** start **
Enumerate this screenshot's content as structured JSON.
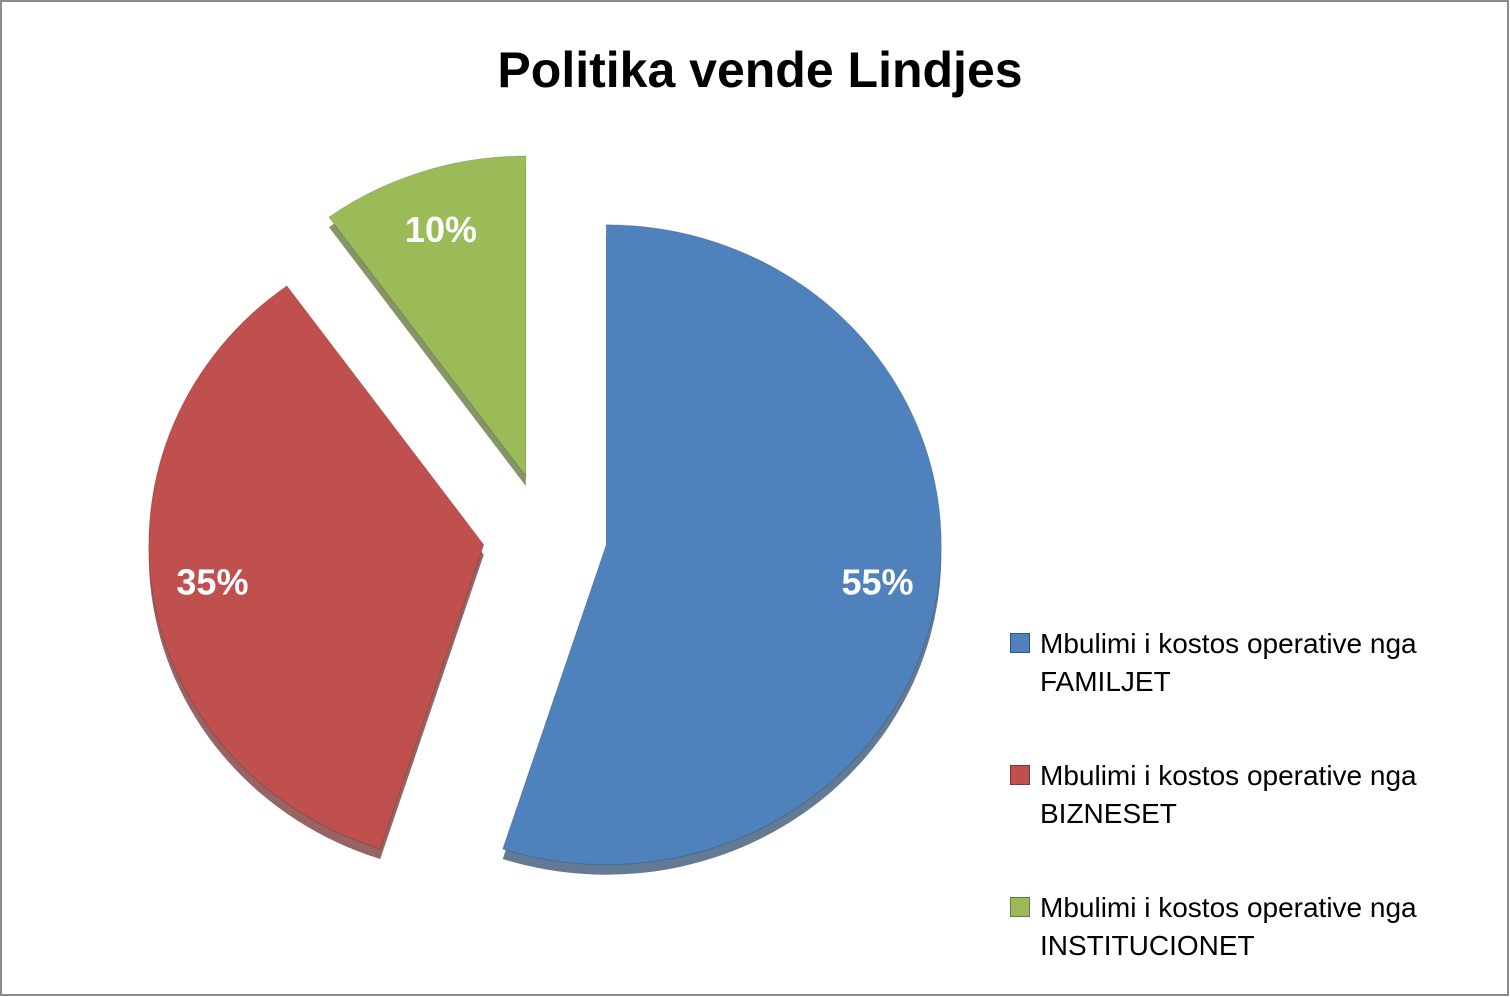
{
  "chart_data": {
    "type": "pie",
    "title": "Politika vende Lindjes",
    "categories": [
      "Mbulimi i kostos operative nga FAMILJET",
      "Mbulimi i kostos operative nga BIZNESET",
      "Mbulimi i kostos operative nga INSTITUCIONET"
    ],
    "values": [
      55,
      35,
      10
    ],
    "value_labels": [
      "55%",
      "35%",
      "10%"
    ],
    "colors": [
      "#4f81bd",
      "#c0504d",
      "#9bbb59"
    ],
    "legend": "right"
  }
}
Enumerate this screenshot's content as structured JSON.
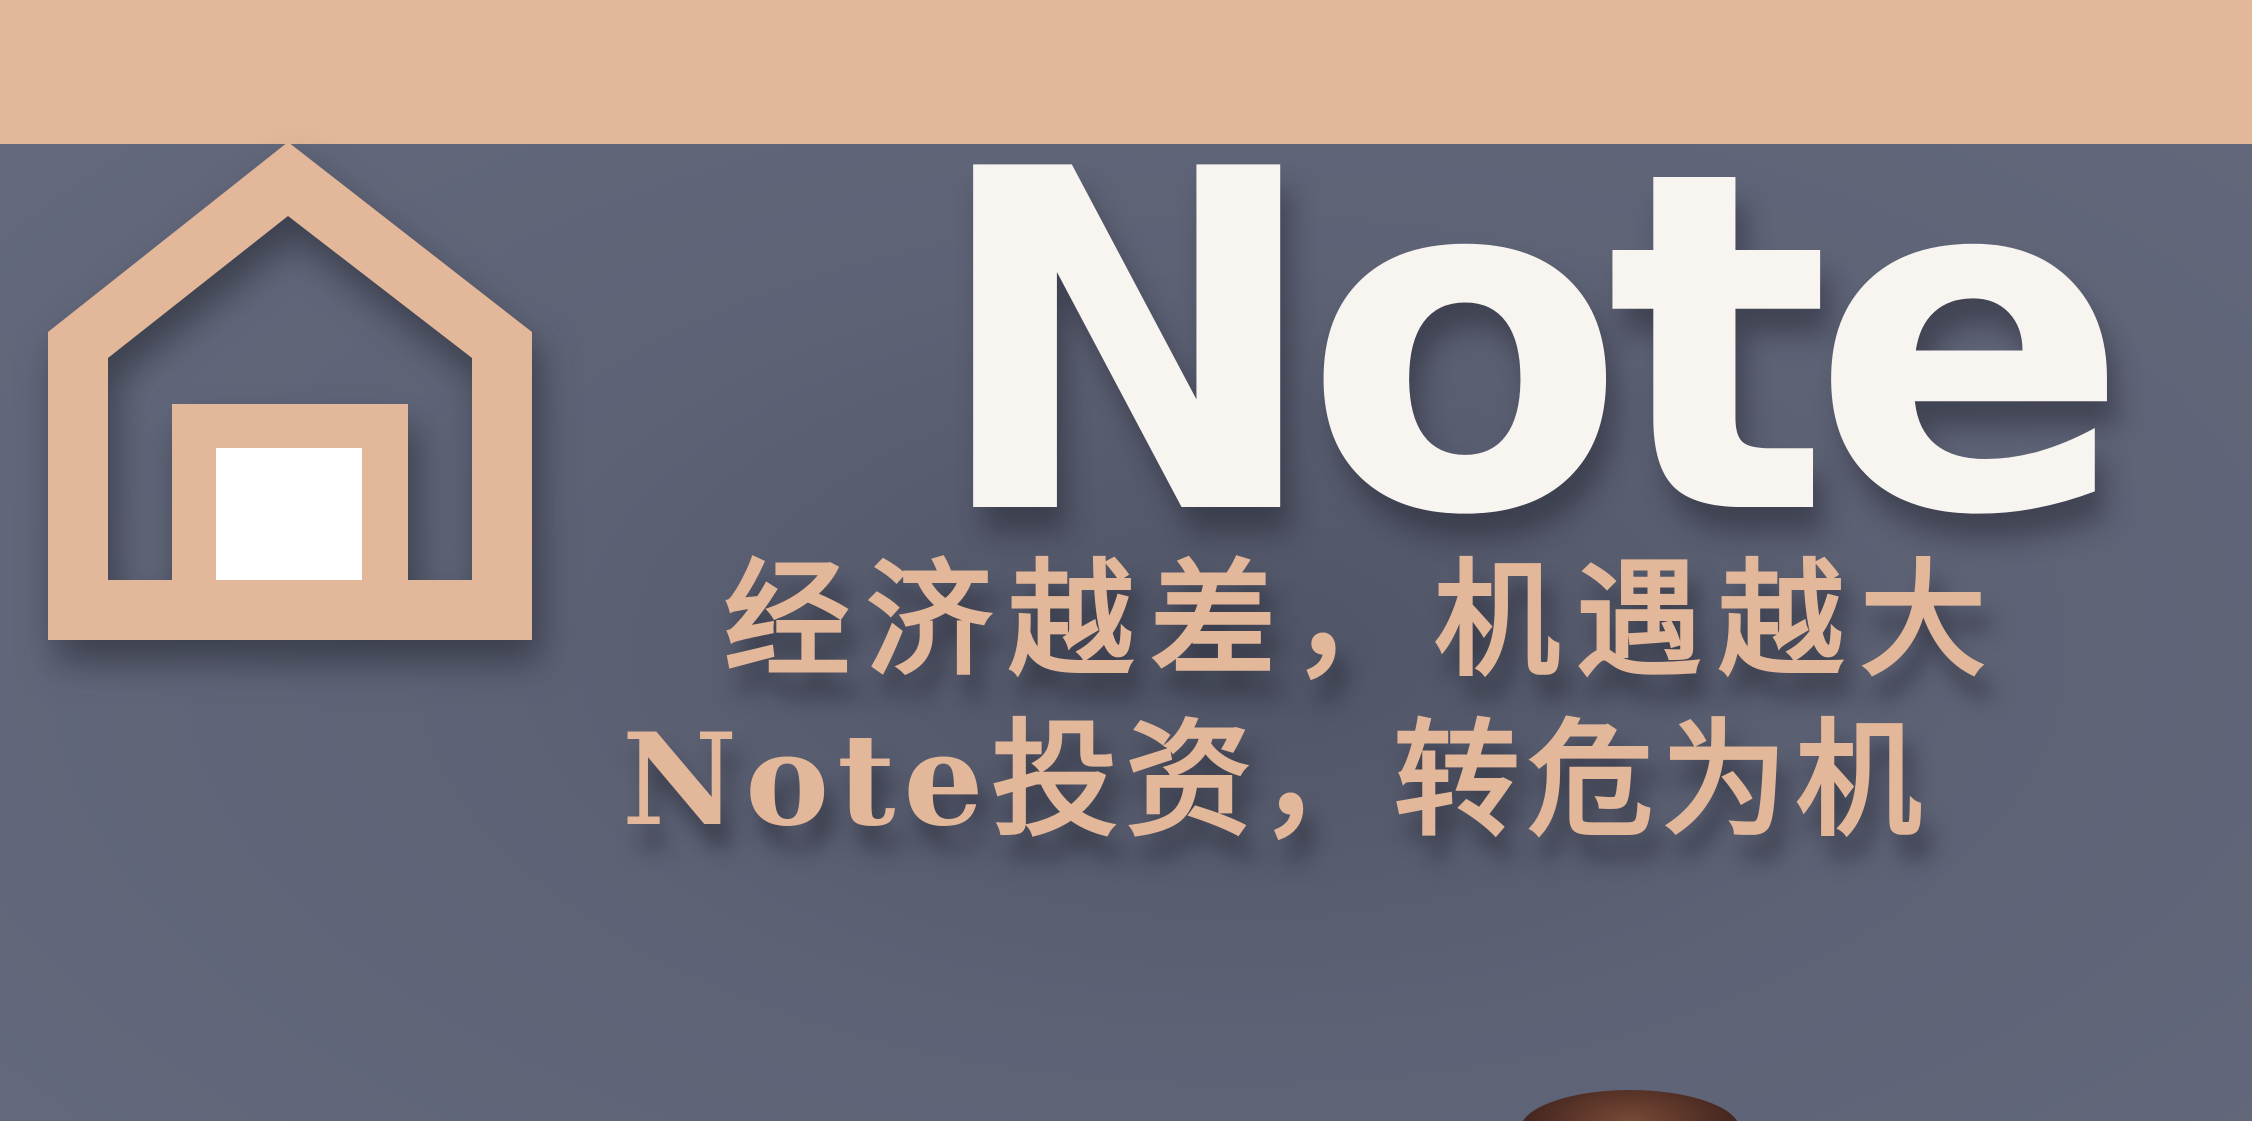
{
  "colors": {
    "background": "#61667a",
    "accent": "#e3b799",
    "title": "#f8f4f0",
    "logo_window": "#ffffff"
  },
  "logo": {
    "icon": "house-icon"
  },
  "brand": {
    "title": "Note"
  },
  "tagline": {
    "line1": "经济越差，机遇越大",
    "line2": "Note投资，转危为机"
  }
}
** end **
### Exercise brief:
From the entries above, copy every line containing the word "operative".

### Task output:
      "Mbulimi i kostos operative nga FAMILJET",
      "Mbulimi i kostos operative nga BIZNESET",
      "Mbulimi i kostos operative nga INSTITUCIONET"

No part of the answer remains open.